STATED EXERCISE
In the records below, find the line with "Read all visible content and emit it as JSON." and repeat it and every line after it, exactly, without any pictures.

SOURCE RECORDS
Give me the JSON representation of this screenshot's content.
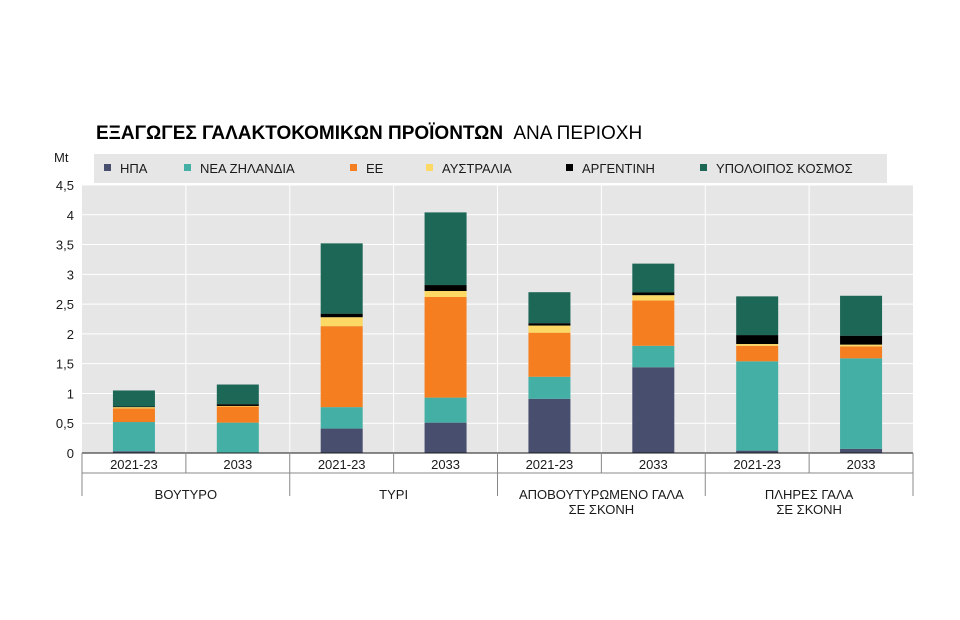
{
  "chart_data": {
    "type": "bar",
    "stacked": true,
    "title_bold": "ΕΞΑΓΩΓΕΣ ΓΑΛΑΚΤΟΚΟΜΙΚΩΝ ΠΡΟΪΟΝΤΩΝ",
    "title_rest": "ΑΝΑ ΠΕΡΙΟΧΗ",
    "ylabel": "Mt",
    "ylim": [
      0,
      4.5
    ],
    "yticks": [
      "0",
      "0,5",
      "1",
      "1,5",
      "2",
      "2,5",
      "3",
      "3,5",
      "4",
      "4,5"
    ],
    "grid": true,
    "legend_position": "top",
    "groups": [
      {
        "label_lines": [
          "ΒΟΥΤΥΡΟ"
        ],
        "categories": [
          "2021-23",
          "2033"
        ]
      },
      {
        "label_lines": [
          "ΤΥΡΙ"
        ],
        "categories": [
          "2021-23",
          "2033"
        ]
      },
      {
        "label_lines": [
          "ΑΠΟΒΟΥΤΥΡΩΜΕΝΟ ΓΑΛΑ",
          "ΣΕ ΣΚΟΝΗ"
        ],
        "categories": [
          "2021-23",
          "2033"
        ]
      },
      {
        "label_lines": [
          "ΠΛΗΡΕΣ ΓΑΛΑ",
          "ΣΕ ΣΚΟΝΗ"
        ],
        "categories": [
          "2021-23",
          "2033"
        ]
      }
    ],
    "series": [
      {
        "name": "ΗΠΑ",
        "color": "#474e6e",
        "values": [
          0.03,
          0.01,
          0.41,
          0.51,
          0.91,
          1.44,
          0.04,
          0.07
        ]
      },
      {
        "name": "ΝΕΑ ΖΗΛΑΝΔΙΑ",
        "color": "#43afa5",
        "values": [
          0.49,
          0.5,
          0.36,
          0.42,
          0.37,
          0.36,
          1.5,
          1.52
        ]
      },
      {
        "name": "ΕΕ",
        "color": "#f47e20",
        "values": [
          0.23,
          0.27,
          1.36,
          1.69,
          0.74,
          0.76,
          0.26,
          0.2
        ]
      },
      {
        "name": "ΑΥΣΤΡΑΛΙΑ",
        "color": "#fcd864",
        "values": [
          0.02,
          0.01,
          0.15,
          0.1,
          0.12,
          0.09,
          0.03,
          0.03
        ]
      },
      {
        "name": "ΑΡΓΕΝΤΙΝΗ",
        "color": "#000000",
        "values": [
          0.01,
          0.03,
          0.06,
          0.1,
          0.04,
          0.05,
          0.15,
          0.15
        ]
      },
      {
        "name": "ΥΠΟΛΟΙΠΟΣ ΚΟΣΜΟΣ",
        "color": "#1c6756",
        "values": [
          0.27,
          0.33,
          1.18,
          1.22,
          0.52,
          0.48,
          0.65,
          0.67
        ]
      }
    ]
  }
}
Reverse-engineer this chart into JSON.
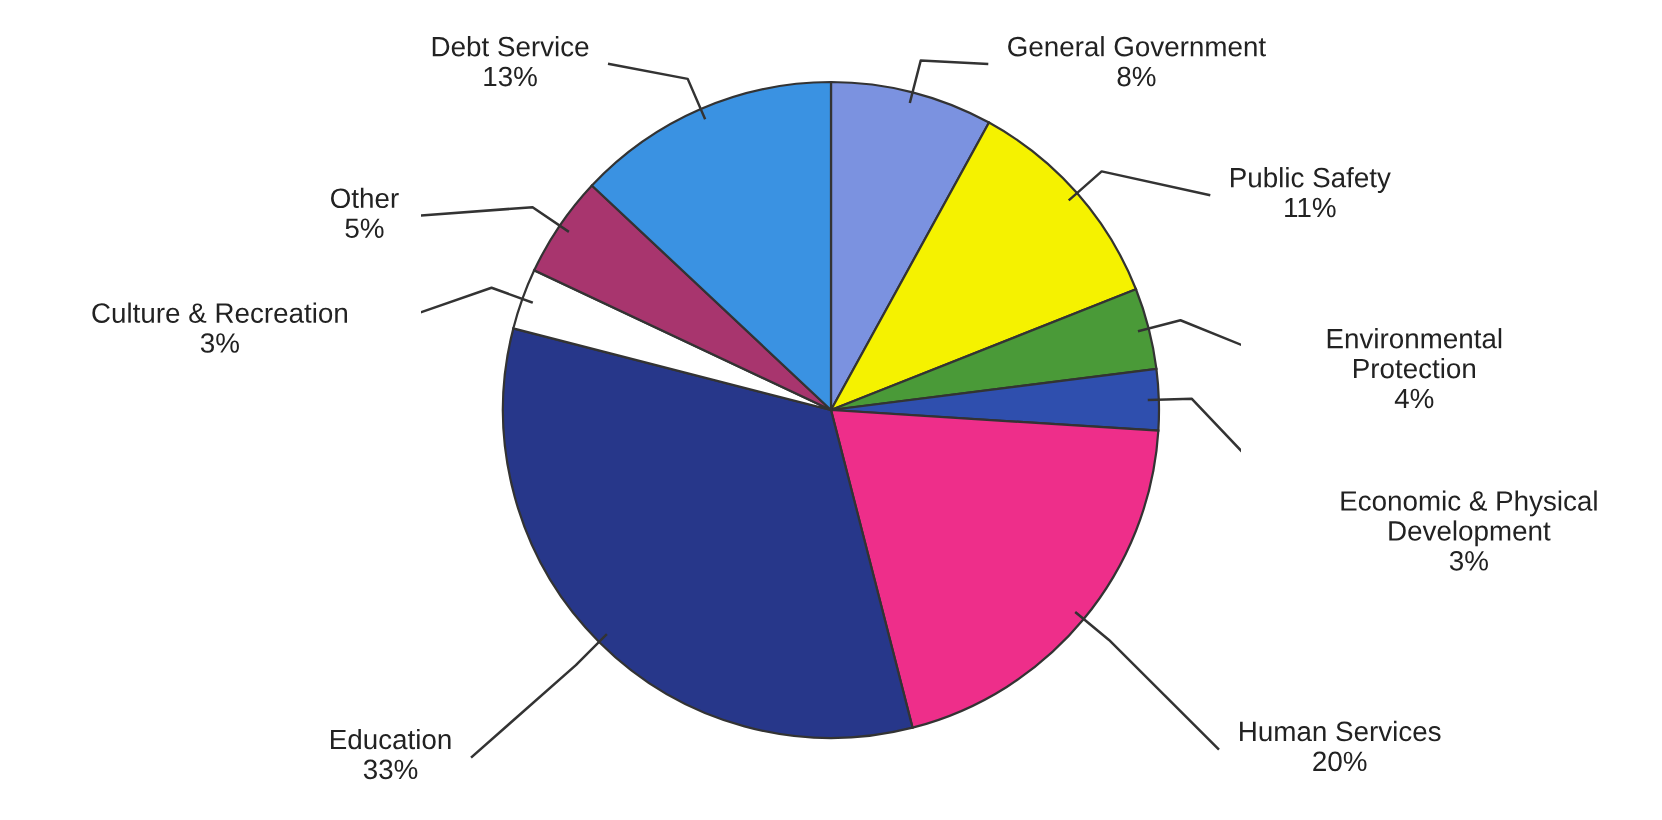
{
  "chart_data": {
    "type": "pie",
    "categories": [
      "General Government",
      "Public Safety",
      "Environmental Protection",
      "Economic & Physical Development",
      "Human Services",
      "Education",
      "Culture & Recreation",
      "Other",
      "Debt Service"
    ],
    "values": [
      8,
      11,
      4,
      3,
      20,
      33,
      3,
      5,
      13
    ],
    "value_labels": [
      "8%",
      "11%",
      "4%",
      "3%",
      "20%",
      "33%",
      "3%",
      "5%",
      "13%"
    ],
    "colors": [
      "#7b92e0",
      "#f5f200",
      "#4a9a38",
      "#2f4fae",
      "#ee2e8a",
      "#27378a",
      "#ffffff",
      "#a8356e",
      "#3a92e2"
    ]
  }
}
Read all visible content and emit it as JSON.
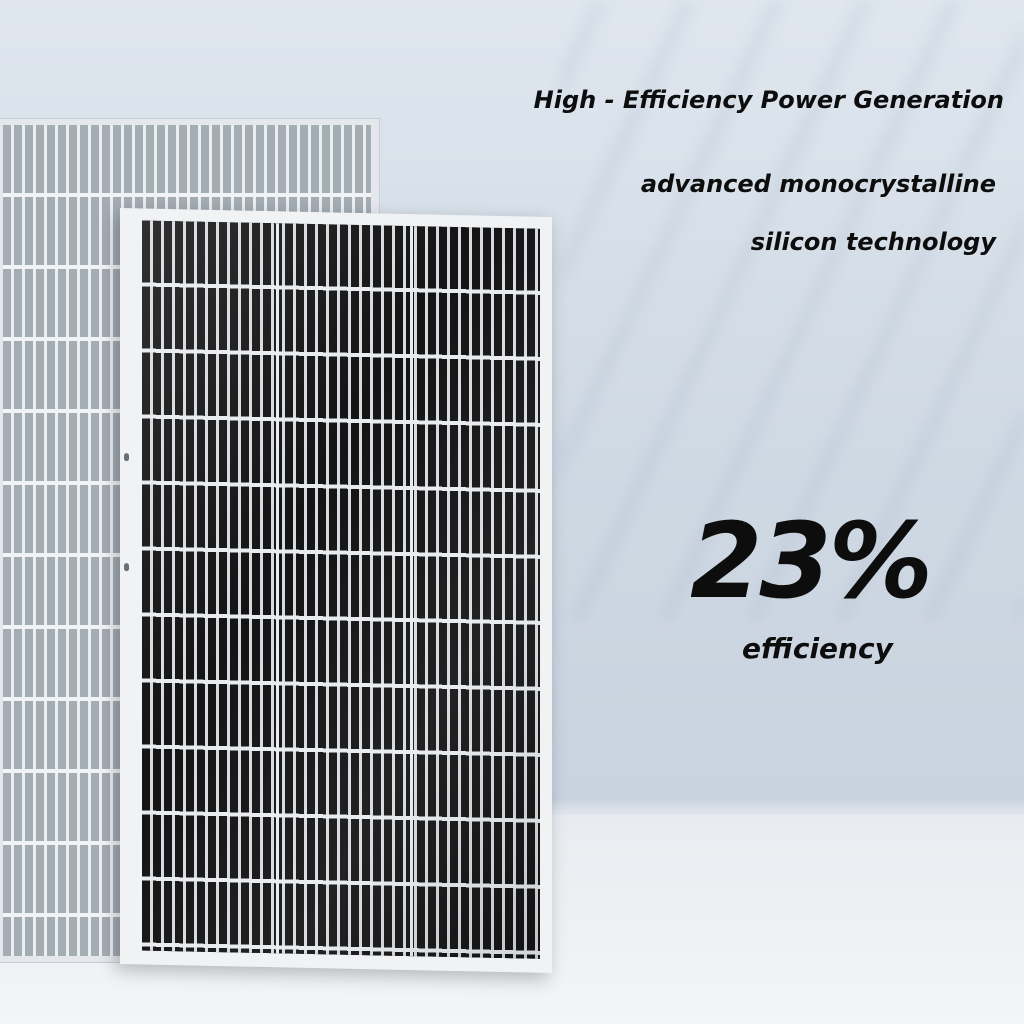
{
  "headline": "High - Efficiency Power Generation",
  "subline_1": "advanced monocrystalline",
  "subline_2": "silicon technology",
  "stat_value": "23%",
  "stat_label": "efficiency",
  "colors": {
    "text": "#0d0d0d",
    "background": "#dfe6ee",
    "cells": "#141414",
    "frame": "#f0f2f4"
  }
}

RESPONSE TO THIS TASK
Read all visible content and emit it as JSON.
{
  "headline": "High - Efficiency Power Generation",
  "subline_1": "advanced monocrystalline",
  "subline_2": "silicon technology",
  "stat_value": "23%",
  "stat_label": "efficiency",
  "colors": {
    "text": "#0d0d0d",
    "background": "#dfe6ee",
    "cells": "#141414",
    "frame": "#f0f2f4"
  }
}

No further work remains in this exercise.